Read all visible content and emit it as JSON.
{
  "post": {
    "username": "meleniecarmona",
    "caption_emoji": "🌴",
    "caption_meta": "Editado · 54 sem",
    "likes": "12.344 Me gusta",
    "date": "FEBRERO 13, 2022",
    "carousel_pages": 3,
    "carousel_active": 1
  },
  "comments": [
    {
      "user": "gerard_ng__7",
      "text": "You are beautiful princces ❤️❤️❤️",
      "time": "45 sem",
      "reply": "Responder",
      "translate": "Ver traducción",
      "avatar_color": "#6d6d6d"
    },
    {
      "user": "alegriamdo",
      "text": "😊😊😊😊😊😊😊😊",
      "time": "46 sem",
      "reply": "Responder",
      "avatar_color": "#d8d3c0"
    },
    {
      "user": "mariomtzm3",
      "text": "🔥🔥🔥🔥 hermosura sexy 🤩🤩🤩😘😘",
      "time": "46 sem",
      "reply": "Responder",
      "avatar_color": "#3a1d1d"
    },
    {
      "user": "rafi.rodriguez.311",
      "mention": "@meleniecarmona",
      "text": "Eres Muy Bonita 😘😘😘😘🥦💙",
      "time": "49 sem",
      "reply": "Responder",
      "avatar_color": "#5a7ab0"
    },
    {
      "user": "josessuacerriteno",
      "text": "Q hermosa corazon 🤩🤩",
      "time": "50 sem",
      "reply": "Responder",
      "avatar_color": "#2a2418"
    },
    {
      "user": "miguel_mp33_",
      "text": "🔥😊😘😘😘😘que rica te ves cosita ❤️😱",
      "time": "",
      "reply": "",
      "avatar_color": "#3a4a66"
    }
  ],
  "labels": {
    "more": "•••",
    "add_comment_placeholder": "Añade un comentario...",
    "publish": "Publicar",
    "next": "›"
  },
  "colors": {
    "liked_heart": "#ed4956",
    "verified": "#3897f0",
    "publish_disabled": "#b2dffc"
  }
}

▶ **THE REQUEST**
Select all lines in the listing that include the word "text".

▶ **OUTPUT OF THE EXERCISE**
      "text": "You are beautiful princces ❤️❤️❤️",
      "text": "😊😊😊😊😊😊😊😊",
      "text": "🔥🔥🔥🔥 hermosura sexy 🤩🤩🤩😘😘",
      "text": "Eres Muy Bonita 😘😘😘😘🥦💙",
      "text": "Q hermosa corazon 🤩🤩",
      "text": "🔥😊😘😘😘😘que rica te ves cosita ❤️😱",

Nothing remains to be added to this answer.